Records from a data collection

★ ★ ★ ★

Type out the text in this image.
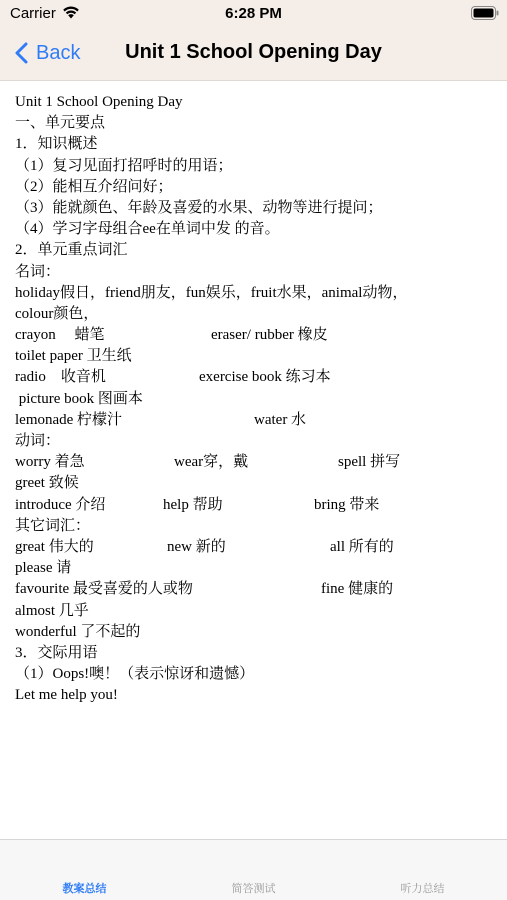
Carrier	6:28 PM
Back	Unit 1 School Opening Day
Unit 1 School Opening Day
一、单元要点
1．知识概述
（1）复习见面打招呼时的用语；
（2）能相互介绍问好；
（3）能就颜色、年龄及喜爱的水果、动物等进行提问；
（4）学习字母组合ee在单词中发 的音。
2．单元重点词汇
名词：
holiday假日，friend朋友，fun娱乐，fruit水果，animal动物，
colour颜色，
crayon　 蜡笔	eraser/ rubber 橡皮
toilet paper 卫生纸
radio　收音机	exercise book 练习本
picture book 图画本
lemonade 柠檬汁	water 水
动词：
worry 着急	wear穿，戴	spell 拼写
greet 致候
introduce 介绍	help 帮助	bring 带来
其它词汇：
great 伟大的	new 新的	all 所有的
please 请
favourite 最受喜爱的人或物	fine 健康的
almost 几乎
wonderful 了不起的
3．交际用语
（1）Oops!噢！（表示惊讶和遗憾）
Let me help you!
教案总结	简答测试	听力总结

★ ★ ★ ★

* Given exercise
Where a line holds "Opening", copy it out.

* Answer for the task
Back	Unit 1 School Opening Day
Unit 1 School Opening Day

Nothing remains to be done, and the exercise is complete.